Start of Records for processing

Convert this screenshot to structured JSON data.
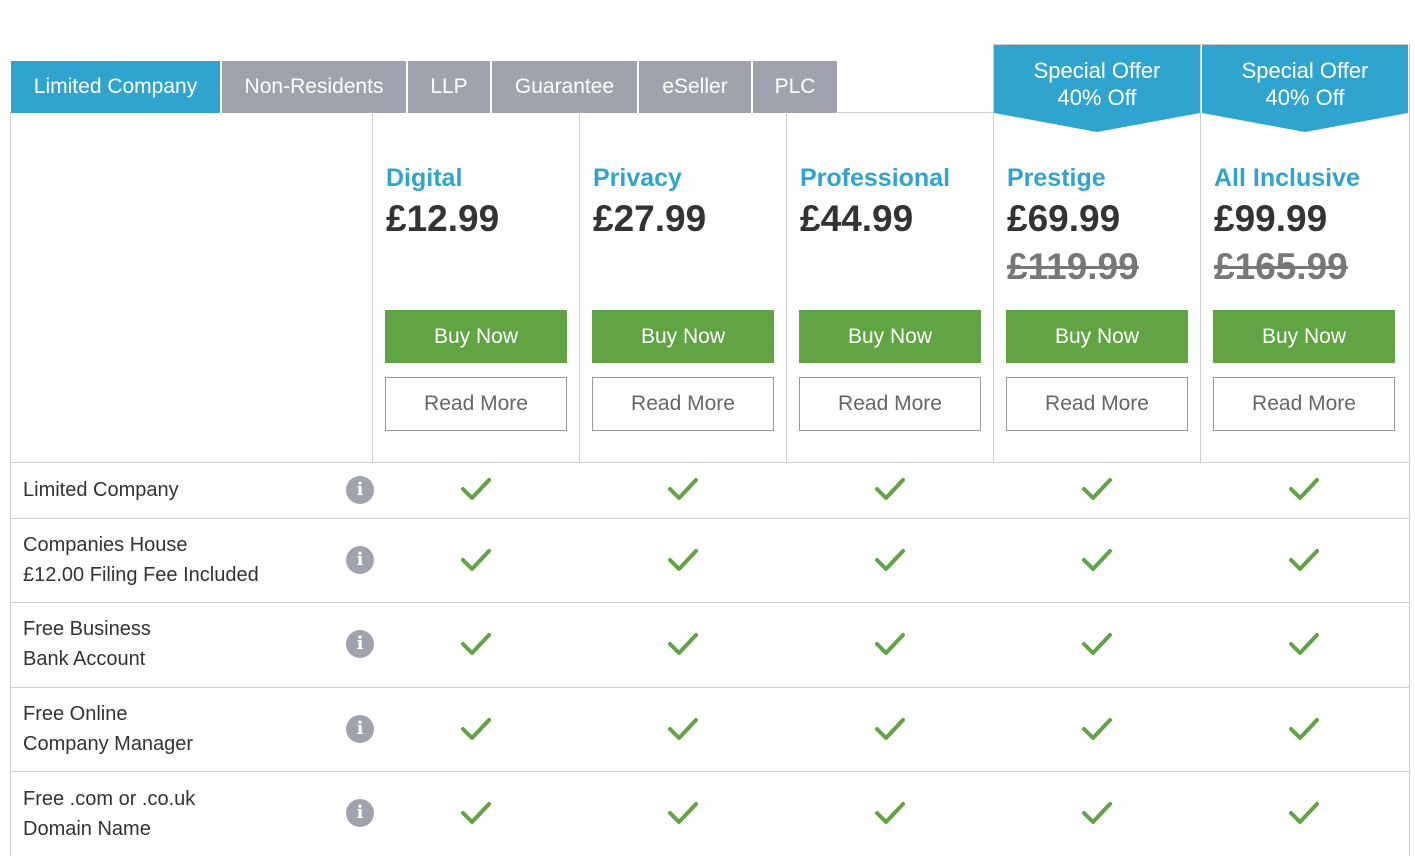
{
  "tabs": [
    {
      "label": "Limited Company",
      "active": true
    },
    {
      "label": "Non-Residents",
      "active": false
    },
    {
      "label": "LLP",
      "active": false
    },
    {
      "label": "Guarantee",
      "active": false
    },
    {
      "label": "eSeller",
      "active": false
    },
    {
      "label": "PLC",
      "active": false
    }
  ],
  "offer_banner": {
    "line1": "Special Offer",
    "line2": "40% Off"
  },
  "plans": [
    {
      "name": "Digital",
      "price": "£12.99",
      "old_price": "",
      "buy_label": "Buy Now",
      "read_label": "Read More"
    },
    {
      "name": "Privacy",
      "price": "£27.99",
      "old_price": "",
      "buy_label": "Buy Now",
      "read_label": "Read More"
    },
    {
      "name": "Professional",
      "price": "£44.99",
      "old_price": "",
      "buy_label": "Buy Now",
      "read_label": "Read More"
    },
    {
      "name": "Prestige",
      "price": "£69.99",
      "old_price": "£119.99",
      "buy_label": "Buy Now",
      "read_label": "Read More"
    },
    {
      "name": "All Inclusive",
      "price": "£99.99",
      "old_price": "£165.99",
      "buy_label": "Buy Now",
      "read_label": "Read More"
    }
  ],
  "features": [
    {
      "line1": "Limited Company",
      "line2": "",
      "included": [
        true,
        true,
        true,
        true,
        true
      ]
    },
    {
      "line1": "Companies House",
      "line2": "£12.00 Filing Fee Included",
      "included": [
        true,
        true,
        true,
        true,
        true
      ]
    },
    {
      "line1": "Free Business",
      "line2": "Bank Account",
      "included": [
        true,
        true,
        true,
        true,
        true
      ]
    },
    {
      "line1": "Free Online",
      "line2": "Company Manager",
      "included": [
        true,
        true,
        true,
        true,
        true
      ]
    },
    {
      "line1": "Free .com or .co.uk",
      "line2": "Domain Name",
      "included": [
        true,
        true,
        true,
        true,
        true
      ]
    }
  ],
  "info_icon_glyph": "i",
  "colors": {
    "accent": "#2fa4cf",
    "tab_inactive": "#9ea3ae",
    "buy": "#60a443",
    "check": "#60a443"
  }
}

End of Records for processing

● **To do**
Across all the entries, count the lines that contain the word "Company" and give the number by itself.

● **Final answer**
3